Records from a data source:
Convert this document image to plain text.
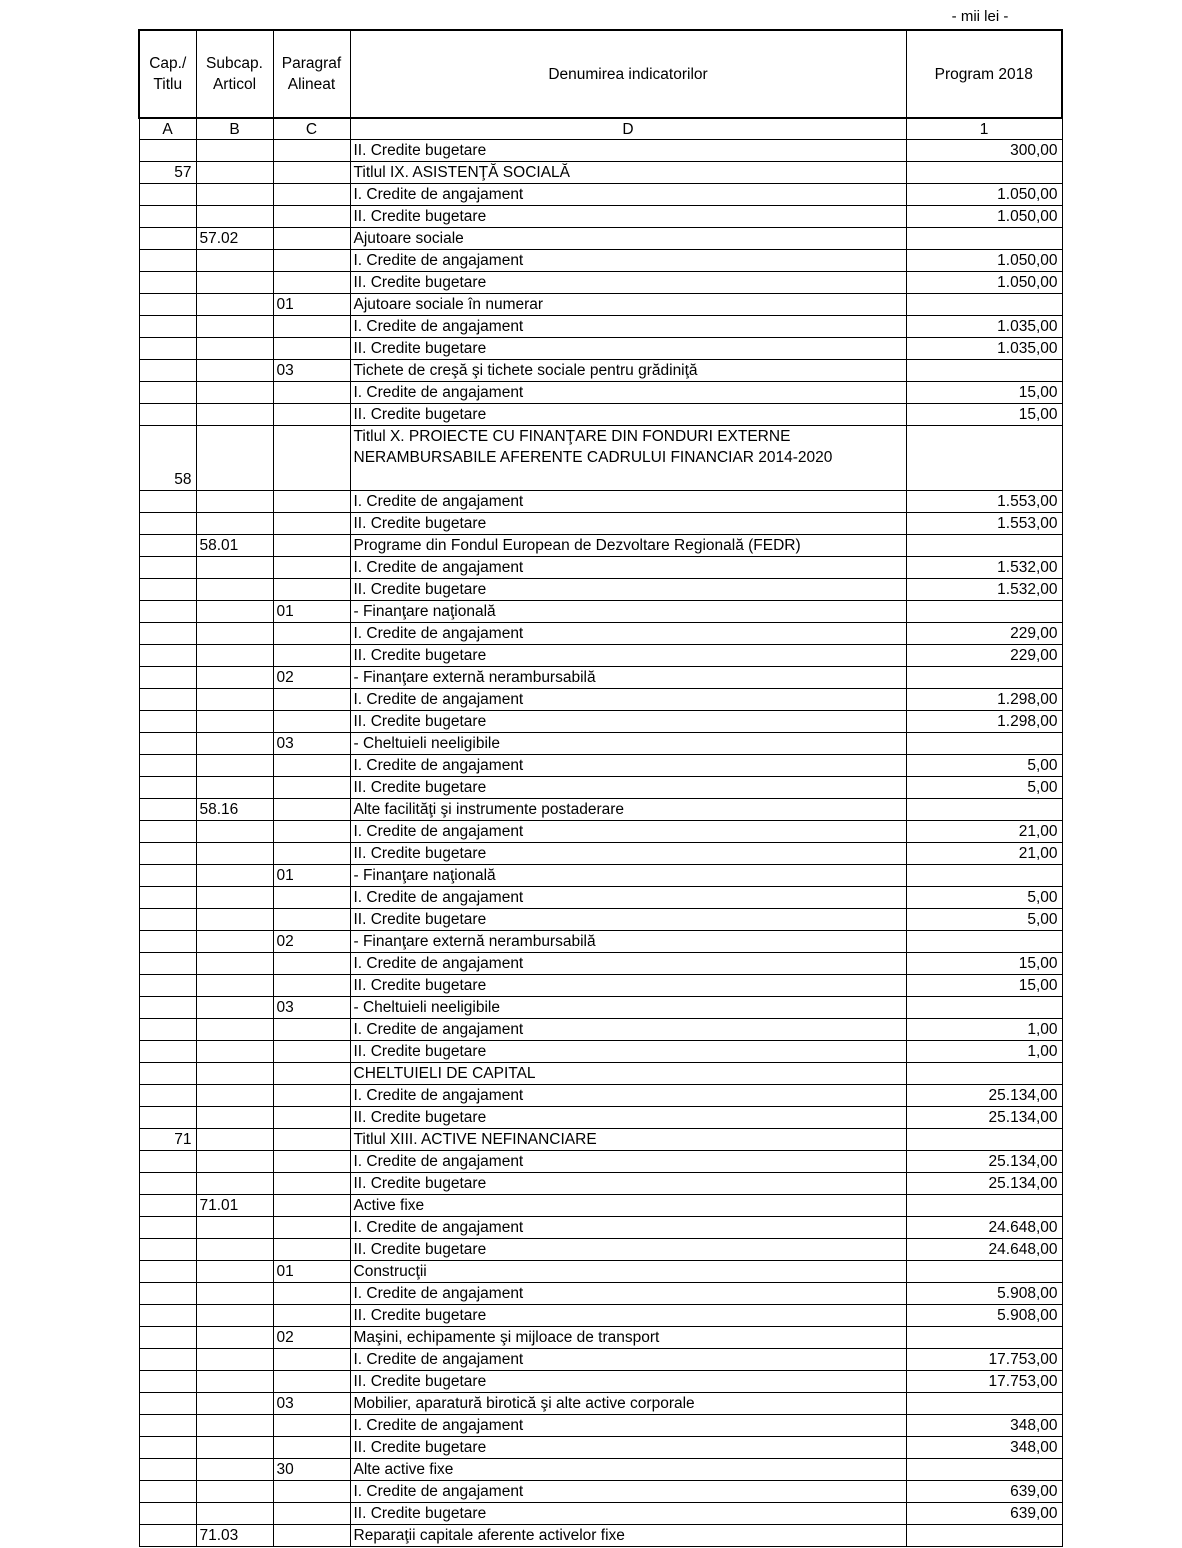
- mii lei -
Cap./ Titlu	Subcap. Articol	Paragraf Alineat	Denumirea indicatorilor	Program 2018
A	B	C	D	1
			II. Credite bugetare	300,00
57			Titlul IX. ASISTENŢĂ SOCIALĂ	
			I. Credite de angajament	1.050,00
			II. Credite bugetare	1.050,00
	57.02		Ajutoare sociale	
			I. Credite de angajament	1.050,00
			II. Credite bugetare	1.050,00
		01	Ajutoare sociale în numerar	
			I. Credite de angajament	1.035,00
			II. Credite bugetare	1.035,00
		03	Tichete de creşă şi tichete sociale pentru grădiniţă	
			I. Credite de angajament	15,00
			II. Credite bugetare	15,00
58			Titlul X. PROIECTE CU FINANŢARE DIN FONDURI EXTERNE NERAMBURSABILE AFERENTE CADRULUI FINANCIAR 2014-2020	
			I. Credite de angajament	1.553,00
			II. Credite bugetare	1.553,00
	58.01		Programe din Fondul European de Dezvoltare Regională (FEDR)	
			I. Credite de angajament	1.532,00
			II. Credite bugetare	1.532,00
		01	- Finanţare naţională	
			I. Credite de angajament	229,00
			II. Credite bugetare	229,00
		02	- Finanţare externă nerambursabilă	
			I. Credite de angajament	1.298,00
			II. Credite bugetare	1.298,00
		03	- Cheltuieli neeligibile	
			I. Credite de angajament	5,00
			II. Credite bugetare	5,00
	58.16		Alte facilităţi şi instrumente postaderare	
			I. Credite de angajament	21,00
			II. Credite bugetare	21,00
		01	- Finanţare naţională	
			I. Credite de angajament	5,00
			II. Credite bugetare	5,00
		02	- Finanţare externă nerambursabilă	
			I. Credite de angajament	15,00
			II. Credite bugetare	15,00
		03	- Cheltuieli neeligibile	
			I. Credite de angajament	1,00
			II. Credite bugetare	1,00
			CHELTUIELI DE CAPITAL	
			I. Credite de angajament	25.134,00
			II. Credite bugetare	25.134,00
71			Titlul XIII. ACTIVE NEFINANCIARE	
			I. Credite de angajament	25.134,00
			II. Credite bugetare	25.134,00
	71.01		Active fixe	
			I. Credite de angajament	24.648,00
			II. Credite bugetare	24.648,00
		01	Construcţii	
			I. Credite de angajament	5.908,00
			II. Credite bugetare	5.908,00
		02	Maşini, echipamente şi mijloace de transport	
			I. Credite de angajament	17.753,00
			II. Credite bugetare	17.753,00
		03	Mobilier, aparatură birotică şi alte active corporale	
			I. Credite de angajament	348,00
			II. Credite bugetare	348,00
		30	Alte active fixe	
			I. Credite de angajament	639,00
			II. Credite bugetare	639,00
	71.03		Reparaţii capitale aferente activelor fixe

---

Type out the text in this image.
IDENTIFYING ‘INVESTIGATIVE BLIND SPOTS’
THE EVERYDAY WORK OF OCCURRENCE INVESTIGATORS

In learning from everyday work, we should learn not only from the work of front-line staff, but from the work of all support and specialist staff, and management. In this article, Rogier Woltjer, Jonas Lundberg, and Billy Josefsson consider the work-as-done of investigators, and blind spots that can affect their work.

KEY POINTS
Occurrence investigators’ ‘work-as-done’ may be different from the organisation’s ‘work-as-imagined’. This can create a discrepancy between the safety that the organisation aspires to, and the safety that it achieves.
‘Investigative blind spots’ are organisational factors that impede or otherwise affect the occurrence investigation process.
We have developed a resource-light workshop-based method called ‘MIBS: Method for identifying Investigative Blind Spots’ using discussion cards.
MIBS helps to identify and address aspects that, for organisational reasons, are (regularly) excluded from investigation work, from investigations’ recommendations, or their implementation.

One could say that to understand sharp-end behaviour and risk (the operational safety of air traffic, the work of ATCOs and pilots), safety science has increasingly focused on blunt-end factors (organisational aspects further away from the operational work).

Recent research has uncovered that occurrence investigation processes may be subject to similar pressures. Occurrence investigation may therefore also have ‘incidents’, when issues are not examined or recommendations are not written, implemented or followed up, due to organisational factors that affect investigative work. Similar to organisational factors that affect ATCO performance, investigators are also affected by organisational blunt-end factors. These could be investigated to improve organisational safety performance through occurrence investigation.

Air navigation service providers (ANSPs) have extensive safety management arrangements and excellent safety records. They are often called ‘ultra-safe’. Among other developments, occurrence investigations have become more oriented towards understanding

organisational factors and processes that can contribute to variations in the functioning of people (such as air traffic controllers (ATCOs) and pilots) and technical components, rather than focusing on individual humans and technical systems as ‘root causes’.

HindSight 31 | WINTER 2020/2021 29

## To do
Of the lines in the material, how many hold the word "pilots"? Reply with the number only.

## Written solution
2